WHAT TO WORK ON »
In the entries below, count each line holding the word "http". Answer with the total alone.

EXERCISE DATA »
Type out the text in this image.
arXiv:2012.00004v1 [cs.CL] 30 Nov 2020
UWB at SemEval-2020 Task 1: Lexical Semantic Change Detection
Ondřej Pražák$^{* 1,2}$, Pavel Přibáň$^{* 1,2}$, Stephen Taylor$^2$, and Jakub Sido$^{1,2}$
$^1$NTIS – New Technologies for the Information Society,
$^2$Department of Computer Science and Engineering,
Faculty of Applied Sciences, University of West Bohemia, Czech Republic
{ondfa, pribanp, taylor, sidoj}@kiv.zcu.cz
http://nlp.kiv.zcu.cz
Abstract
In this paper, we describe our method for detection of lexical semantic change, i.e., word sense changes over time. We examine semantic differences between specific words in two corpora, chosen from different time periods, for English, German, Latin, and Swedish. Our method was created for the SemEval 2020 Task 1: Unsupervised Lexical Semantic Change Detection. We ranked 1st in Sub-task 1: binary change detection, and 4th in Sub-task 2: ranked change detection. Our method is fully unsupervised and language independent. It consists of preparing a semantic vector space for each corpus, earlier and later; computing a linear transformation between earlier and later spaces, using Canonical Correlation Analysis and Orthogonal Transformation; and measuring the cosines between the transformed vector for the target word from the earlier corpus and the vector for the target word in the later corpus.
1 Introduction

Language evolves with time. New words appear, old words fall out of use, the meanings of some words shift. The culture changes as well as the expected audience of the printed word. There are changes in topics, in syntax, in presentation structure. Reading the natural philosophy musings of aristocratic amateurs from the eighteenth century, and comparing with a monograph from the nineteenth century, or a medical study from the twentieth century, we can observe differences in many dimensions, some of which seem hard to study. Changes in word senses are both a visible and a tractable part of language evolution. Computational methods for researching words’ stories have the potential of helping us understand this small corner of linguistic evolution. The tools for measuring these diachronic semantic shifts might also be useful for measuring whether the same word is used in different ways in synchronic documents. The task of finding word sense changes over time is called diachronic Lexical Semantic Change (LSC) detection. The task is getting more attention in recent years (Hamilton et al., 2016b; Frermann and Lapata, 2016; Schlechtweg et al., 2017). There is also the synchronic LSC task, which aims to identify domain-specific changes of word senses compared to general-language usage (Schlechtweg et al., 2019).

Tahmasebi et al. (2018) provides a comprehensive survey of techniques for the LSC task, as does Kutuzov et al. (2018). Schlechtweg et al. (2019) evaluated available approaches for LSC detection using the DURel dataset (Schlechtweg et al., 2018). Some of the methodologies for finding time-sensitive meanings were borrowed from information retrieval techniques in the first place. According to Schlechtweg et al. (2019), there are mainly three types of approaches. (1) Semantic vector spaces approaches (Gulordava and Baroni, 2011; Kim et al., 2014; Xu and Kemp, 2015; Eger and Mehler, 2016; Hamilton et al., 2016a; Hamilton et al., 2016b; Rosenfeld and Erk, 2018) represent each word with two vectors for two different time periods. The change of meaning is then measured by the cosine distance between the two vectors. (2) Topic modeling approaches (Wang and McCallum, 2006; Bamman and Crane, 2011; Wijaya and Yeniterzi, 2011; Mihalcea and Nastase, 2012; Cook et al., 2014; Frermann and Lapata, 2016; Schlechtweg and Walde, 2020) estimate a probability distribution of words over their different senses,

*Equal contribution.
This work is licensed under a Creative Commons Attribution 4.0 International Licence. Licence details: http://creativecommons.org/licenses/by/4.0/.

EXPECTED ANSWER »
2